▸ **TEXTO PROPORCIONADO**:
+ + +
Otra textil baja la persiana en La Rioja y ya suman 14 fábricas cerradas desde el cambio de gobierno

La empresa KMTEX cesó definitivamente sus operaciones en el Parque Industrial y despidió a sus últimos 25 trabajadores. La Secretaría de Trabajo provincial asegura que más de 4.700 personas perdieron su empleo en la provincia y atribuye la crisis a la caída del consumo y a la apertura de importaciones.

El deterioro de la industria textil volvió a golpear a La Rioja. La empresa KMTEX anunció el cierre definitivo de su planta en el Parque Industrial de la capital provincial y dejó sin empleo a sus últimos 25 trabajadores, en un contexto que la Secretaría de Trabajo provincial define como la peor crisis industrial de las últimas décadas.

La secretaria de Trabajo, Myriam Espinosa, confirmó que la firma comunicó el cese total de sus actividades luego de varios meses de reducción de personal por la falta de pedidos. En sus mejores años, la fábrica llegó a emplear a más de un centenar de operarios dedicados principalmente a la confección de indumentaria deportiva para marcas y clubes del fútbol argentino.

«La empresa llegó a tener más de 100 trabajadores y ahora decidió cerrar de manera definitiva porque ya no tenía pedidos. El problema no pasa por la producción, sino por la falta de ventas», explicó la funcionaria.
+ + +
▸ **DATOS PROPORCIONADOS**:
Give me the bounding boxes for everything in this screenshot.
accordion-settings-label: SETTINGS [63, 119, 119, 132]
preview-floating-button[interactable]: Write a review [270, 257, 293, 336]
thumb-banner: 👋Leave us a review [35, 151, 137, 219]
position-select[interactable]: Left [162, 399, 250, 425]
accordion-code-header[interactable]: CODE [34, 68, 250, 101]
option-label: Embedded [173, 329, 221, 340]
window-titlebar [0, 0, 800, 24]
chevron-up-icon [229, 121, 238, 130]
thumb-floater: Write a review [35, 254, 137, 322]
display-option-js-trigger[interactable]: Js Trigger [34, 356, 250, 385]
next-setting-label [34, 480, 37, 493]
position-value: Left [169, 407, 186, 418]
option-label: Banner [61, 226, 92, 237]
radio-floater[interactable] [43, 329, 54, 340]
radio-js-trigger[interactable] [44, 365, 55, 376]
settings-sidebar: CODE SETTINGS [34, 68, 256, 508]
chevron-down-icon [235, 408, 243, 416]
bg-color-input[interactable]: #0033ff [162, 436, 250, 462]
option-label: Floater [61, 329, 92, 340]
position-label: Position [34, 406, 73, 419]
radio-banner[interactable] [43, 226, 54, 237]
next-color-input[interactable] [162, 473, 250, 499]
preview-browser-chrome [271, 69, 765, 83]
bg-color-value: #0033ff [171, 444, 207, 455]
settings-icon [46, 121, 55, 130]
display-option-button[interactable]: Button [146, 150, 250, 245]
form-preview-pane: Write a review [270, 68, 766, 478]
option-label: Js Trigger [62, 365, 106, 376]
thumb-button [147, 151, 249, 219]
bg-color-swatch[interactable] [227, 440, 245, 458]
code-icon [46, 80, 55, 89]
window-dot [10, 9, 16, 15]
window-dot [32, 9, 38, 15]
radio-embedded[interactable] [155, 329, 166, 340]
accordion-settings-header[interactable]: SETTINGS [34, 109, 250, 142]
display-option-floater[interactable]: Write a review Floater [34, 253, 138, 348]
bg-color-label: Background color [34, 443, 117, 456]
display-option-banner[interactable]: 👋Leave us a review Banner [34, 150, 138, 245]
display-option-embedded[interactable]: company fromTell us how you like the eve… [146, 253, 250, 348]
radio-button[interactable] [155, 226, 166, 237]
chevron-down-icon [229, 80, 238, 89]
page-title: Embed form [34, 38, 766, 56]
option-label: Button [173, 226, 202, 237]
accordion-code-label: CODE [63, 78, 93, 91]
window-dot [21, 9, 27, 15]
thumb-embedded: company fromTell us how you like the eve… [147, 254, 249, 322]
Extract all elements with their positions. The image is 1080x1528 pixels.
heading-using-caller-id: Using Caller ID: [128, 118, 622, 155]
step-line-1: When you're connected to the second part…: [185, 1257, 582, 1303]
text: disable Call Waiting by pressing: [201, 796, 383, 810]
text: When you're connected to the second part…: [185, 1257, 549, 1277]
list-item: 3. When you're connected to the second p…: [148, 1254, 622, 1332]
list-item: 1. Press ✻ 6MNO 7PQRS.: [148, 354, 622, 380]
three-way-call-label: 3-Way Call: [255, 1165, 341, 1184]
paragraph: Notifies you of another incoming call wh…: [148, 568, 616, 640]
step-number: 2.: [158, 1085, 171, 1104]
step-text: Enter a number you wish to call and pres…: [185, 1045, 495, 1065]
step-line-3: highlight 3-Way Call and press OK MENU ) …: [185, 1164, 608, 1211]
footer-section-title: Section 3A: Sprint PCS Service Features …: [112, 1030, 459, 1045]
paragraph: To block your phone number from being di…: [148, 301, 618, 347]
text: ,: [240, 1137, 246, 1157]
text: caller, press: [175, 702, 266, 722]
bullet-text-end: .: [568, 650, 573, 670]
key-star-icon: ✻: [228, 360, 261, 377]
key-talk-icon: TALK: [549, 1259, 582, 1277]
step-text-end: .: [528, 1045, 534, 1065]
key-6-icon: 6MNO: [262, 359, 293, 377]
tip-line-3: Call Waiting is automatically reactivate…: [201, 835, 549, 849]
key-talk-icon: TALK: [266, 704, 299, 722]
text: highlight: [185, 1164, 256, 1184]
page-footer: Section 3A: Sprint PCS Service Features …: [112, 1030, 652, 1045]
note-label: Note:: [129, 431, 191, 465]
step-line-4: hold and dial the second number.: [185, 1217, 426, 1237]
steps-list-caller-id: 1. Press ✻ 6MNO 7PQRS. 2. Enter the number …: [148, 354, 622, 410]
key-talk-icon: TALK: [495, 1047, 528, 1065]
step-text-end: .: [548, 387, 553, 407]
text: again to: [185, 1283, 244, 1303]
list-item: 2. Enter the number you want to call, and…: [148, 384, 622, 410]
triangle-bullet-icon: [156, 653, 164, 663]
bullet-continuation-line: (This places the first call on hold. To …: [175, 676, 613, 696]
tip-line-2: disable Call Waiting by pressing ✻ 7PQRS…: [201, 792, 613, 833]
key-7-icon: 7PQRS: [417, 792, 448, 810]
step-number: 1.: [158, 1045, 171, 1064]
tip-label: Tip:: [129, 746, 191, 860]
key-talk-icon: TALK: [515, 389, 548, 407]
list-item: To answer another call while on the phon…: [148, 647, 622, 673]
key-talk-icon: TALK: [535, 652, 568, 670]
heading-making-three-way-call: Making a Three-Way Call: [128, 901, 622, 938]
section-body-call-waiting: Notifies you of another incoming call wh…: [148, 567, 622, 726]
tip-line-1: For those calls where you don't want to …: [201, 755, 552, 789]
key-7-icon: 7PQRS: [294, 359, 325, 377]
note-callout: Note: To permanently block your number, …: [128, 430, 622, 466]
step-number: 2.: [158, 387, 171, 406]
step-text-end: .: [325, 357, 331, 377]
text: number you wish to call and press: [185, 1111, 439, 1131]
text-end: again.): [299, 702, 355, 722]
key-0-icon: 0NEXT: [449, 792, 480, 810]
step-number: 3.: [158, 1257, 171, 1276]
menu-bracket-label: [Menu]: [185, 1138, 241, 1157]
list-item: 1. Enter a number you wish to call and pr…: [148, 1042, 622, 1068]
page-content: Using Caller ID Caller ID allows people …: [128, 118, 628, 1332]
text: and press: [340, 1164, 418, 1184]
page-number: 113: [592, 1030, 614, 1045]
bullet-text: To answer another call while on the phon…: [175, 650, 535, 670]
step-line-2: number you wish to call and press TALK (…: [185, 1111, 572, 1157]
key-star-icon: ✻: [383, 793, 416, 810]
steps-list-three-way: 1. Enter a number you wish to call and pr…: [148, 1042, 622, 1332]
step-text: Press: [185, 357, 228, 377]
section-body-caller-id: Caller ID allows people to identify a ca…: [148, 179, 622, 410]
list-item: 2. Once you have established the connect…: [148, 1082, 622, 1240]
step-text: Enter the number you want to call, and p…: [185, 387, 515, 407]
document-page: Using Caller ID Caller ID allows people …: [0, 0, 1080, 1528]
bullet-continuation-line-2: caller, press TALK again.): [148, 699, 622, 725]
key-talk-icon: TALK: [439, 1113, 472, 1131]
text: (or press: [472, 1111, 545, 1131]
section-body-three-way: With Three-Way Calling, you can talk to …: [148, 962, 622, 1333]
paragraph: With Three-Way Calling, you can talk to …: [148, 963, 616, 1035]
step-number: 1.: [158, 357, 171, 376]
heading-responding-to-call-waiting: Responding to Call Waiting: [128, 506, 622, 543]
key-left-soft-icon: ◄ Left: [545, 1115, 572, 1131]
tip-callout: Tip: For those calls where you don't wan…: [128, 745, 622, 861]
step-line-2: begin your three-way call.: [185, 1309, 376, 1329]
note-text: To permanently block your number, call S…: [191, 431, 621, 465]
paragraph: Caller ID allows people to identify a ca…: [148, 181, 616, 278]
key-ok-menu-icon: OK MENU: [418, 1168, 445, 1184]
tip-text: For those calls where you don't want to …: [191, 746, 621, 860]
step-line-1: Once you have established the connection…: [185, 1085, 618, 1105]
+ + +
▸ **COMPRUEBA TU COMPRENSIÓN**:
(1) Según el artículo sobre el cierre de KMTEX, ¿a qué se dedicaban principalmente los operarios de la fábrica?
(2) Prosigue el artículo sobre el cierre de KMTEX a partir de su última oración.
Los registros son un material aparte, independiente del artículo sobre el cierre de KMTEX.

▸ **RESPUESTAS**:
(1) A la confección de indumentaria deportiva para marcas y clubes del fútbol argentino.

(2)
Según Espinosa, KMTEX pagará el 100% de las indemnizaciones a pesar de que la legislación contempla una compensación menor cuando el cierre responde al cese de actividades. Los acuerdos serán homologados de manera individual en la Secretaría de Trabajo.

El cierre de KMTEX se suma a una tendencia que preocupa al gobierno riojano. De acuerdo con los registros oficiales, ya son 14 las empresas que cerraron sus puertas desde comienzos de 2024, la mayoría vinculadas a la industria de la confección instalada en el Parque Industrial.

La funcionaria aseguró que el impacto laboral supera ampliamente al sector textil. «Ya tenemos más de 4.700 trabajadores que perdieron su fuente laboral, incluyendo la construcción, que quedó prácticamente paralizada desde enero de 2024 por la interrupción de la obra pública nacional», sostuvo.

Espinosa remarcó que la crisis no es exclusiva de La Rioja. Señaló que la propia KMTEX también redujo drásticamente su dotación en Buenos Aires, donde pasó de más de 100 empleados a poco más de 30, antes de enfrentar dificultades similares.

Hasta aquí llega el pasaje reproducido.